(Data records)
____________________

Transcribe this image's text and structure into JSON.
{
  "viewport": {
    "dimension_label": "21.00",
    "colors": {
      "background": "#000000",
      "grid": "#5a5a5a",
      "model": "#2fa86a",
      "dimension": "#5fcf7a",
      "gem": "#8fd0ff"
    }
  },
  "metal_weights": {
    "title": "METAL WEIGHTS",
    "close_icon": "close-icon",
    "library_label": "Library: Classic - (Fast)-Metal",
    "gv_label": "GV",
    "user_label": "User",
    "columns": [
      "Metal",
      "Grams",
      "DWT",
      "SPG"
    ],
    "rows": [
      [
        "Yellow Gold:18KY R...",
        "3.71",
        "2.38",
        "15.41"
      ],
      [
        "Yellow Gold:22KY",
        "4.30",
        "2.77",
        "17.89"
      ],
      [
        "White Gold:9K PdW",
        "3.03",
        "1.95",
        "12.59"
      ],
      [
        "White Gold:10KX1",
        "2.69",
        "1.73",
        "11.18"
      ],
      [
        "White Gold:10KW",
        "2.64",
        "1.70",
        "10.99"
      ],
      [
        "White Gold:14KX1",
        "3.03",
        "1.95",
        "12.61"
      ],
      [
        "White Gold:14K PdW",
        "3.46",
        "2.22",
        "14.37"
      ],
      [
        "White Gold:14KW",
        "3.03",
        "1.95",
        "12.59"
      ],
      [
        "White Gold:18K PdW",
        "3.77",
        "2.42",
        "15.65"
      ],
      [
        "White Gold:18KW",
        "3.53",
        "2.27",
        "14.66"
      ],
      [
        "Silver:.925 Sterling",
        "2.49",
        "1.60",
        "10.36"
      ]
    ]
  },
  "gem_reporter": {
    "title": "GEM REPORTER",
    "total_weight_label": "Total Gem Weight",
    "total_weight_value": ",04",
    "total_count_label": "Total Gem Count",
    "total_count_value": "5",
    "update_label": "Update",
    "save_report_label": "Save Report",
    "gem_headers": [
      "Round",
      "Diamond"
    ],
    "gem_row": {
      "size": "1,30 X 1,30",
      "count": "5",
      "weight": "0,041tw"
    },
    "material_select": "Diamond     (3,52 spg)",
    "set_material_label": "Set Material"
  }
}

____________________

» Goal
Please quote every record above exactly as it appears.

» Complete response
Transcribe this image's text and structure into JSON.
{
  "viewport": {
    "dimension_label": "21.00",
    "colors": {
      "background": "#000000",
      "grid": "#5a5a5a",
      "model": "#2fa86a",
      "dimension": "#5fcf7a",
      "gem": "#8fd0ff"
    }
  },
  "metal_weights": {
    "title": "METAL WEIGHTS",
    "close_icon": "close-icon",
    "library_label": "Library: Classic - (Fast)-Metal",
    "gv_label": "GV",
    "user_label": "User",
    "columns": [
      "Metal",
      "Grams",
      "DWT",
      "SPG"
    ],
    "rows": [
      [
        "Yellow Gold:18KY R...",
        "3.71",
        "2.38",
        "15.41"
      ],
      [
        "Yellow Gold:22KY",
        "4.30",
        "2.77",
        "17.89"
      ],
      [
        "White Gold:9K PdW",
        "3.03",
        "1.95",
        "12.59"
      ],
      [
        "White Gold:10KX1",
        "2.69",
        "1.73",
        "11.18"
      ],
      [
        "White Gold:10KW",
        "2.64",
        "1.70",
        "10.99"
      ],
      [
        "White Gold:14KX1",
        "3.03",
        "1.95",
        "12.61"
      ],
      [
        "White Gold:14K PdW",
        "3.46",
        "2.22",
        "14.37"
      ],
      [
        "White Gold:14KW",
        "3.03",
        "1.95",
        "12.59"
      ],
      [
        "White Gold:18K PdW",
        "3.77",
        "2.42",
        "15.65"
      ],
      [
        "White Gold:18KW",
        "3.53",
        "2.27",
        "14.66"
      ],
      [
        "Silver:.925 Sterling",
        "2.49",
        "1.60",
        "10.36"
      ]
    ]
  },
  "gem_reporter": {
    "title": "GEM REPORTER",
    "total_weight_label": "Total Gem Weight",
    "total_weight_value": ",04",
    "total_count_label": "Total Gem Count",
    "total_count_value": "5",
    "update_label": "Update",
    "save_report_label": "Save Report",
    "gem_headers": [
      "Round",
      "Diamond"
    ],
    "gem_row": {
      "size": "1,30 X 1,30",
      "count": "5",
      "weight": "0,041tw"
    },
    "material_select": "Diamond     (3,52 spg)",
    "set_material_label": "Set Material"
  }
}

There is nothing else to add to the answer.